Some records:
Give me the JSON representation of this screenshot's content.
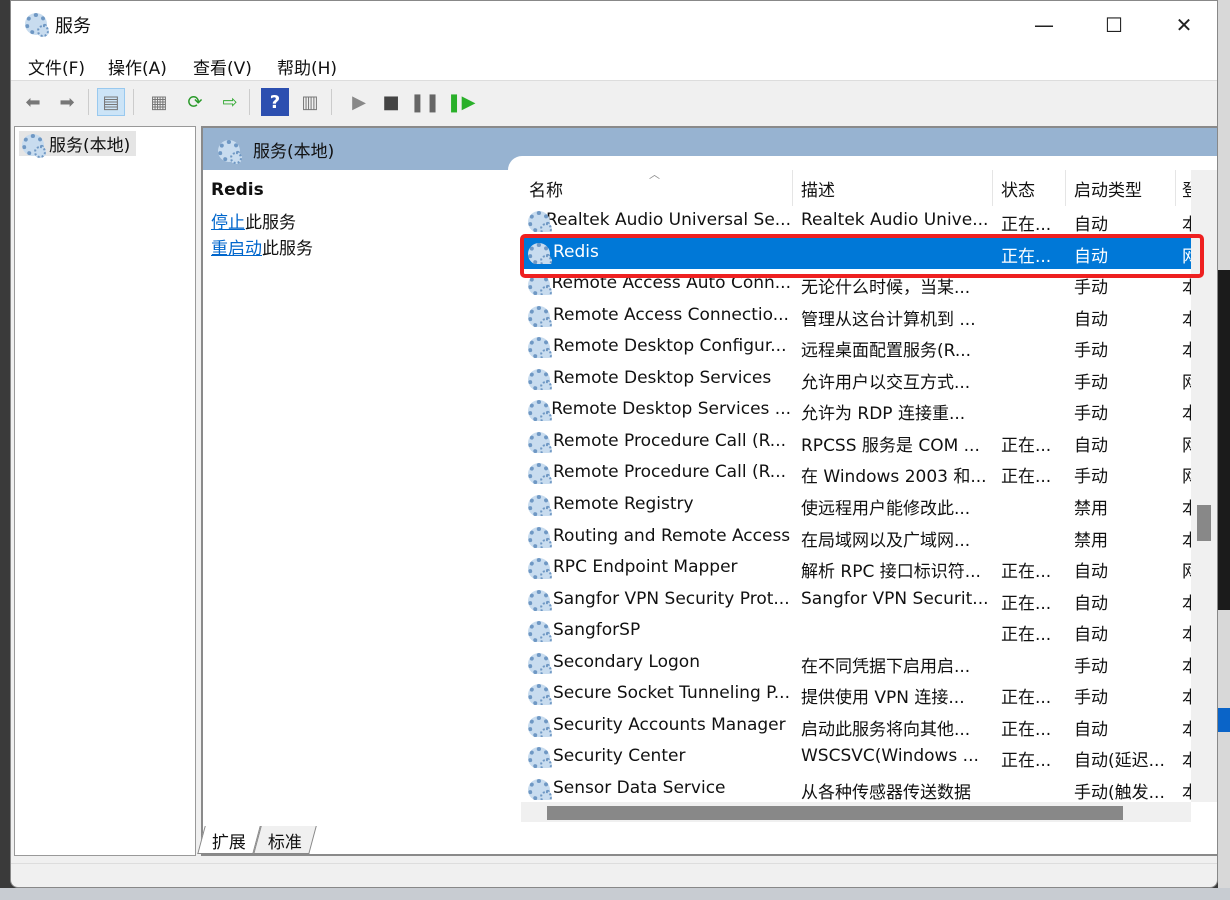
{
  "window": {
    "title": "服务",
    "minimize": "—",
    "maximize": "☐",
    "close": "✕"
  },
  "menu": [
    "文件(F)",
    "操作(A)",
    "查看(V)",
    "帮助(H)"
  ],
  "toolbar": [
    "back-icon",
    "forward-icon",
    "show-hide-console-tree-icon",
    "properties-icon",
    "refresh-icon",
    "export-list-icon",
    "help-icon",
    "show-action-pane-icon",
    "start-service-icon",
    "stop-service-icon",
    "pause-service-icon",
    "restart-service-icon"
  ],
  "tree": {
    "root": "服务(本地)"
  },
  "panel": {
    "title": "服务(本地)"
  },
  "details": {
    "name": "Redis",
    "stop_link": "停止",
    "stop_suffix": "此服务",
    "restart_link": "重启动",
    "restart_suffix": "此服务"
  },
  "columns": [
    "名称",
    "描述",
    "状态",
    "启动类型",
    "登录为"
  ],
  "rows": [
    {
      "name": "Realtek Audio Universal Se...",
      "desc": "Realtek Audio Unive...",
      "status": "正在...",
      "startup": "自动",
      "logon": "本地系统"
    },
    {
      "name": "Redis",
      "desc": "",
      "status": "正在...",
      "startup": "自动",
      "logon": "网络服务",
      "selected": true
    },
    {
      "name": "Remote Access Auto Conn...",
      "desc": "无论什么时候，当某...",
      "status": "",
      "startup": "手动",
      "logon": "本地系统"
    },
    {
      "name": "Remote Access Connectio...",
      "desc": "管理从这台计算机到 ...",
      "status": "",
      "startup": "自动",
      "logon": "本地系统"
    },
    {
      "name": "Remote Desktop Configur...",
      "desc": "远程桌面配置服务(R...",
      "status": "",
      "startup": "手动",
      "logon": "本地系统"
    },
    {
      "name": "Remote Desktop Services",
      "desc": "允许用户以交互方式...",
      "status": "",
      "startup": "手动",
      "logon": "网络服务"
    },
    {
      "name": "Remote Desktop Services ...",
      "desc": "允许为 RDP 连接重...",
      "status": "",
      "startup": "手动",
      "logon": "本地系统"
    },
    {
      "name": "Remote Procedure Call (R...",
      "desc": "RPCSS 服务是 COM ...",
      "status": "正在...",
      "startup": "自动",
      "logon": "网络服务"
    },
    {
      "name": "Remote Procedure Call (R...",
      "desc": "在 Windows 2003 和...",
      "status": "正在...",
      "startup": "手动",
      "logon": "网络服务"
    },
    {
      "name": "Remote Registry",
      "desc": "使远程用户能修改此...",
      "status": "",
      "startup": "禁用",
      "logon": "本地服务"
    },
    {
      "name": "Routing and Remote Access",
      "desc": "在局域网以及广域网...",
      "status": "",
      "startup": "禁用",
      "logon": "本地系统"
    },
    {
      "name": "RPC Endpoint Mapper",
      "desc": "解析 RPC 接口标识符...",
      "status": "正在...",
      "startup": "自动",
      "logon": "网络服务"
    },
    {
      "name": "Sangfor VPN Security Prot...",
      "desc": "Sangfor VPN Securit...",
      "status": "正在...",
      "startup": "自动",
      "logon": "本地系统"
    },
    {
      "name": "SangforSP",
      "desc": "",
      "status": "正在...",
      "startup": "自动",
      "logon": "本地系统"
    },
    {
      "name": "Secondary Logon",
      "desc": "在不同凭据下启用启...",
      "status": "",
      "startup": "手动",
      "logon": "本地系统"
    },
    {
      "name": "Secure Socket Tunneling P...",
      "desc": "提供使用 VPN 连接...",
      "status": "正在...",
      "startup": "手动",
      "logon": "本地服务"
    },
    {
      "name": "Security Accounts Manager",
      "desc": "启动此服务将向其他...",
      "status": "正在...",
      "startup": "自动",
      "logon": "本地系统"
    },
    {
      "name": "Security Center",
      "desc": "WSCSVC(Windows ...",
      "status": "正在...",
      "startup": "自动(延迟...",
      "logon": "本地服务"
    },
    {
      "name": "Sensor Data Service",
      "desc": "从各种传感器传送数据",
      "status": "",
      "startup": "手动(触发...",
      "logon": "本地系统"
    }
  ],
  "tabs": [
    "扩展",
    "标准"
  ],
  "colors": {
    "selection": "#0078d7",
    "panel_band": "#97b3d1",
    "highlight_box": "#ee2020",
    "link": "#0066cc"
  }
}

> Work required: Strip the images and reproduce the remaining records precisely.

> Full response:
Give me the JSON representation of this screenshot's content.
{
  "window": {
    "title": "服务",
    "minimize": "—",
    "maximize": "☐",
    "close": "✕"
  },
  "menu": [
    "文件(F)",
    "操作(A)",
    "查看(V)",
    "帮助(H)"
  ],
  "toolbar": [
    "back-icon",
    "forward-icon",
    "show-hide-console-tree-icon",
    "properties-icon",
    "refresh-icon",
    "export-list-icon",
    "help-icon",
    "show-action-pane-icon",
    "start-service-icon",
    "stop-service-icon",
    "pause-service-icon",
    "restart-service-icon"
  ],
  "tree": {
    "root": "服务(本地)"
  },
  "panel": {
    "title": "服务(本地)"
  },
  "details": {
    "name": "Redis",
    "stop_link": "停止",
    "stop_suffix": "此服务",
    "restart_link": "重启动",
    "restart_suffix": "此服务"
  },
  "columns": [
    "名称",
    "描述",
    "状态",
    "启动类型",
    "登录为"
  ],
  "rows": [
    {
      "name": "Realtek Audio Universal Se...",
      "desc": "Realtek Audio Unive...",
      "status": "正在...",
      "startup": "自动",
      "logon": "本地系统"
    },
    {
      "name": "Redis",
      "desc": "",
      "status": "正在...",
      "startup": "自动",
      "logon": "网络服务",
      "selected": true
    },
    {
      "name": "Remote Access Auto Conn...",
      "desc": "无论什么时候，当某...",
      "status": "",
      "startup": "手动",
      "logon": "本地系统"
    },
    {
      "name": "Remote Access Connectio...",
      "desc": "管理从这台计算机到 ...",
      "status": "",
      "startup": "自动",
      "logon": "本地系统"
    },
    {
      "name": "Remote Desktop Configur...",
      "desc": "远程桌面配置服务(R...",
      "status": "",
      "startup": "手动",
      "logon": "本地系统"
    },
    {
      "name": "Remote Desktop Services",
      "desc": "允许用户以交互方式...",
      "status": "",
      "startup": "手动",
      "logon": "网络服务"
    },
    {
      "name": "Remote Desktop Services ...",
      "desc": "允许为 RDP 连接重...",
      "status": "",
      "startup": "手动",
      "logon": "本地系统"
    },
    {
      "name": "Remote Procedure Call (R...",
      "desc": "RPCSS 服务是 COM ...",
      "status": "正在...",
      "startup": "自动",
      "logon": "网络服务"
    },
    {
      "name": "Remote Procedure Call (R...",
      "desc": "在 Windows 2003 和...",
      "status": "正在...",
      "startup": "手动",
      "logon": "网络服务"
    },
    {
      "name": "Remote Registry",
      "desc": "使远程用户能修改此...",
      "status": "",
      "startup": "禁用",
      "logon": "本地服务"
    },
    {
      "name": "Routing and Remote Access",
      "desc": "在局域网以及广域网...",
      "status": "",
      "startup": "禁用",
      "logon": "本地系统"
    },
    {
      "name": "RPC Endpoint Mapper",
      "desc": "解析 RPC 接口标识符...",
      "status": "正在...",
      "startup": "自动",
      "logon": "网络服务"
    },
    {
      "name": "Sangfor VPN Security Prot...",
      "desc": "Sangfor VPN Securit...",
      "status": "正在...",
      "startup": "自动",
      "logon": "本地系统"
    },
    {
      "name": "SangforSP",
      "desc": "",
      "status": "正在...",
      "startup": "自动",
      "logon": "本地系统"
    },
    {
      "name": "Secondary Logon",
      "desc": "在不同凭据下启用启...",
      "status": "",
      "startup": "手动",
      "logon": "本地系统"
    },
    {
      "name": "Secure Socket Tunneling P...",
      "desc": "提供使用 VPN 连接...",
      "status": "正在...",
      "startup": "手动",
      "logon": "本地服务"
    },
    {
      "name": "Security Accounts Manager",
      "desc": "启动此服务将向其他...",
      "status": "正在...",
      "startup": "自动",
      "logon": "本地系统"
    },
    {
      "name": "Security Center",
      "desc": "WSCSVC(Windows ...",
      "status": "正在...",
      "startup": "自动(延迟...",
      "logon": "本地服务"
    },
    {
      "name": "Sensor Data Service",
      "desc": "从各种传感器传送数据",
      "status": "",
      "startup": "手动(触发...",
      "logon": "本地系统"
    }
  ],
  "tabs": [
    "扩展",
    "标准"
  ],
  "colors": {
    "selection": "#0078d7",
    "panel_band": "#97b3d1",
    "highlight_box": "#ee2020",
    "link": "#0066cc"
  }
}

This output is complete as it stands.